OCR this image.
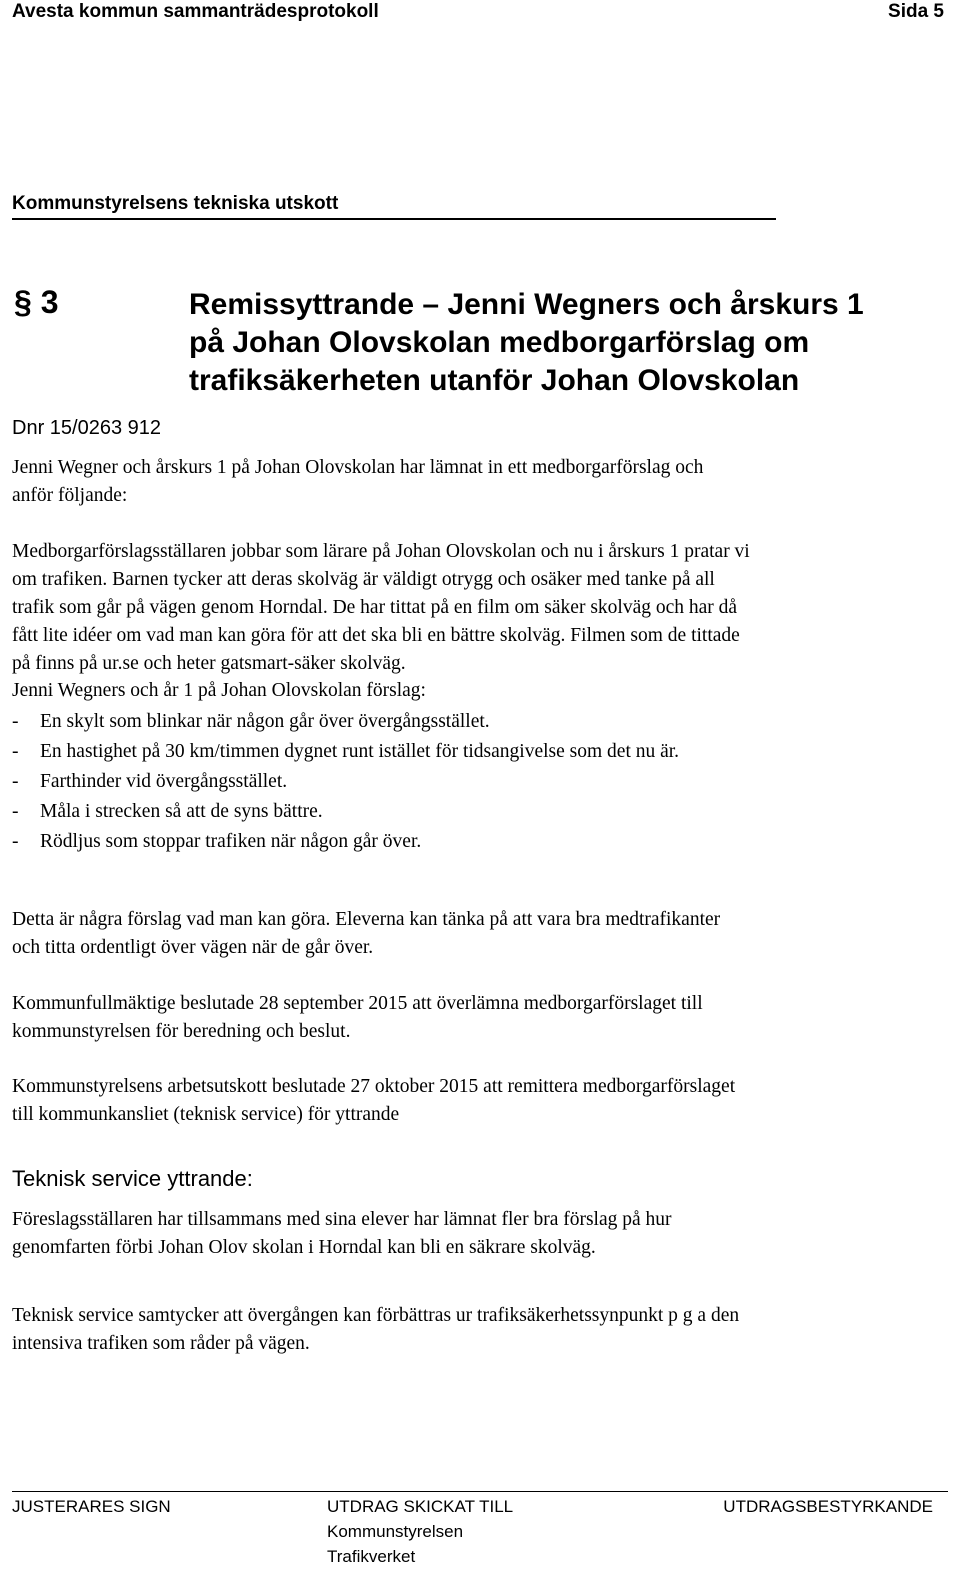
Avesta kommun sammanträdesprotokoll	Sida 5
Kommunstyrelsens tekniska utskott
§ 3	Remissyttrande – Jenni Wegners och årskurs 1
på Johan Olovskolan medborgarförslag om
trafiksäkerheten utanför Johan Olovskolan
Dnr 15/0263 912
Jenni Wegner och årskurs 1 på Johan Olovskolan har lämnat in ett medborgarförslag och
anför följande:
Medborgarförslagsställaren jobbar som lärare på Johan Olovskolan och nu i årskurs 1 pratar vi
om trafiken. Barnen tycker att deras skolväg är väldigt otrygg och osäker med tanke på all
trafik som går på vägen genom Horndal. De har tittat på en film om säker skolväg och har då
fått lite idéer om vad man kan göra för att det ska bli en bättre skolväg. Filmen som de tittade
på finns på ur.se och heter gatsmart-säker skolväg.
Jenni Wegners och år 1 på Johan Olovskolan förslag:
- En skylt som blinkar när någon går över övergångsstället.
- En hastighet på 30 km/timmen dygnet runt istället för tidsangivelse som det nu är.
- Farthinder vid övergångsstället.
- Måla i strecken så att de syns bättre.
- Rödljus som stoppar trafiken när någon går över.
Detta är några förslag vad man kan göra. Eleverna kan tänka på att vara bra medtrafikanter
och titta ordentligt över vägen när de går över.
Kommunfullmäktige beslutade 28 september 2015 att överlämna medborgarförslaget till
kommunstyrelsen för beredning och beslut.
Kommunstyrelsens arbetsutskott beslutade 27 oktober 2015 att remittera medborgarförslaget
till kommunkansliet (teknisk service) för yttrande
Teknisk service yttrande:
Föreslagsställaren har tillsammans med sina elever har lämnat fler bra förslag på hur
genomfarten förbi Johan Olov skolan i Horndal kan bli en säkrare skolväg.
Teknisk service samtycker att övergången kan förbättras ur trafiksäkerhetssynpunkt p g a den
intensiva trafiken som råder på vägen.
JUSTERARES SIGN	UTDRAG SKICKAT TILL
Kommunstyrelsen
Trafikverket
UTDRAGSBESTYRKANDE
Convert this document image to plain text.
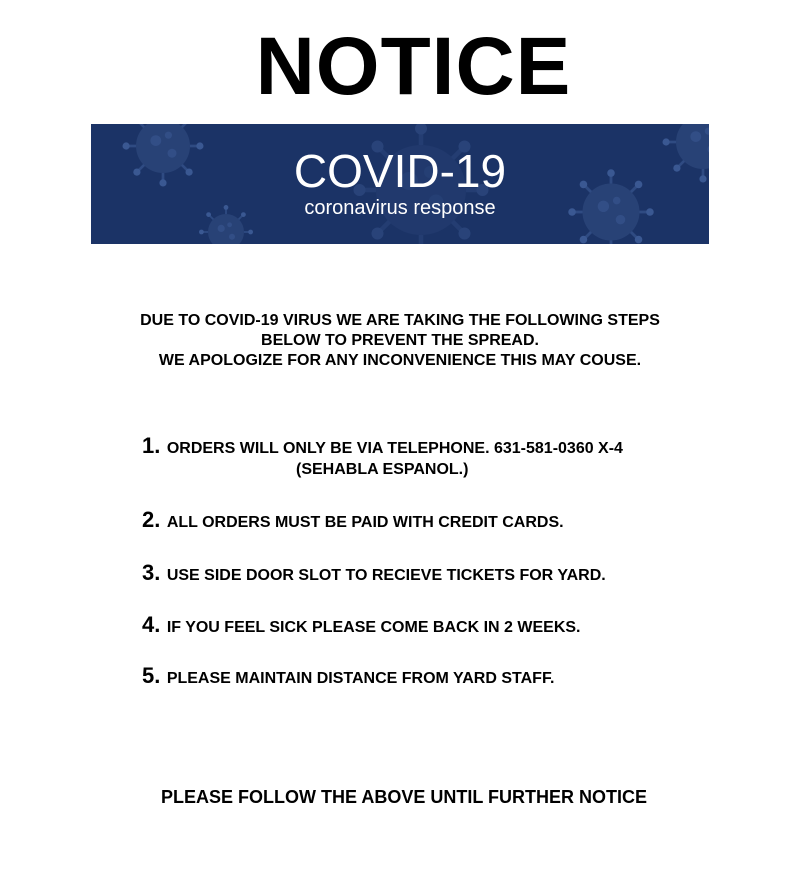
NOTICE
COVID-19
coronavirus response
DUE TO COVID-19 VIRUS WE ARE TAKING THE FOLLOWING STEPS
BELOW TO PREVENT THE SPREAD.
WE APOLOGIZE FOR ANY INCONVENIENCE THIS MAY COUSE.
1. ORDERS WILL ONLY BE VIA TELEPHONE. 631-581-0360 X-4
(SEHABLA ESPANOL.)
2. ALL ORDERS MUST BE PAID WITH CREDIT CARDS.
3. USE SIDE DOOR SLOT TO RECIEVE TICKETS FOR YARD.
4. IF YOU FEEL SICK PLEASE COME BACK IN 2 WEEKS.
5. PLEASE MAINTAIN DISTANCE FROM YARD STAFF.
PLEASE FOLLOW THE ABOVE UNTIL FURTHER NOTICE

*What to work on*. Repeat the material above in full and unchanged, minus its images.

*Written response*.
OCR this image.
Avesta kommun sammanträdesprotokoll	Sida 5
Kommunstyrelsens tekniska utskott
§ 3	Remissyttrande – Jenni Wegners och årskurs 1
på Johan Olovskolan medborgarförslag om
trafiksäkerheten utanför Johan Olovskolan
Dnr 15/0263 912
Jenni Wegner och årskurs 1 på Johan Olovskolan har lämnat in ett medborgarförslag och
anför följande:
Medborgarförslagsställaren jobbar som lärare på Johan Olovskolan och nu i årskurs 1 pratar vi
om trafiken. Barnen tycker att deras skolväg är väldigt otrygg och osäker med tanke på all
trafik som går på vägen genom Horndal. De har tittat på en film om säker skolväg och har då
fått lite idéer om vad man kan göra för att det ska bli en bättre skolväg. Filmen som de tittade
på finns på ur.se och heter gatsmart-säker skolväg.
Jenni Wegners och år 1 på Johan Olovskolan förslag:
- En skylt som blinkar när någon går över övergångsstället.
- En hastighet på 30 km/timmen dygnet runt istället för tidsangivelse som det nu är.
- Farthinder vid övergångsstället.
- Måla i strecken så att de syns bättre.
- Rödljus som stoppar trafiken när någon går över.
Detta är några förslag vad man kan göra. Eleverna kan tänka på att vara bra medtrafikanter
och titta ordentligt över vägen när de går över.
Kommunfullmäktige beslutade 28 september 2015 att överlämna medborgarförslaget till
kommunstyrelsen för beredning och beslut.
Kommunstyrelsens arbetsutskott beslutade 27 oktober 2015 att remittera medborgarförslaget
till kommunkansliet (teknisk service) för yttrande
Teknisk service yttrande:
Föreslagsställaren har tillsammans med sina elever har lämnat fler bra förslag på hur
genomfarten förbi Johan Olov skolan i Horndal kan bli en säkrare skolväg.
Teknisk service samtycker att övergången kan förbättras ur trafiksäkerhetssynpunkt p g a den
intensiva trafiken som råder på vägen.
JUSTERARES SIGN	UTDRAG SKICKAT TILL
Kommunstyrelsen
Trafikverket
UTDRAGSBESTYRKANDE
Convert this document image to plain text.
NOTICE
COVID-19
coronavirus response
DUE TO COVID-19 VIRUS WE ARE TAKING THE FOLLOWING STEPS
BELOW TO PREVENT THE SPREAD.
WE APOLOGIZE FOR ANY INCONVENIENCE THIS MAY COUSE.
1. ORDERS WILL ONLY BE VIA TELEPHONE. 631-581-0360 X-4
(SEHABLA ESPANOL.)
2. ALL ORDERS MUST BE PAID WITH CREDIT CARDS.
3. USE SIDE DOOR SLOT TO RECIEVE TICKETS FOR YARD.
4. IF YOU FEEL SICK PLEASE COME BACK IN 2 WEEKS.
5. PLEASE MAINTAIN DISTANCE FROM YARD STAFF.
PLEASE FOLLOW THE ABOVE UNTIL FURTHER NOTICE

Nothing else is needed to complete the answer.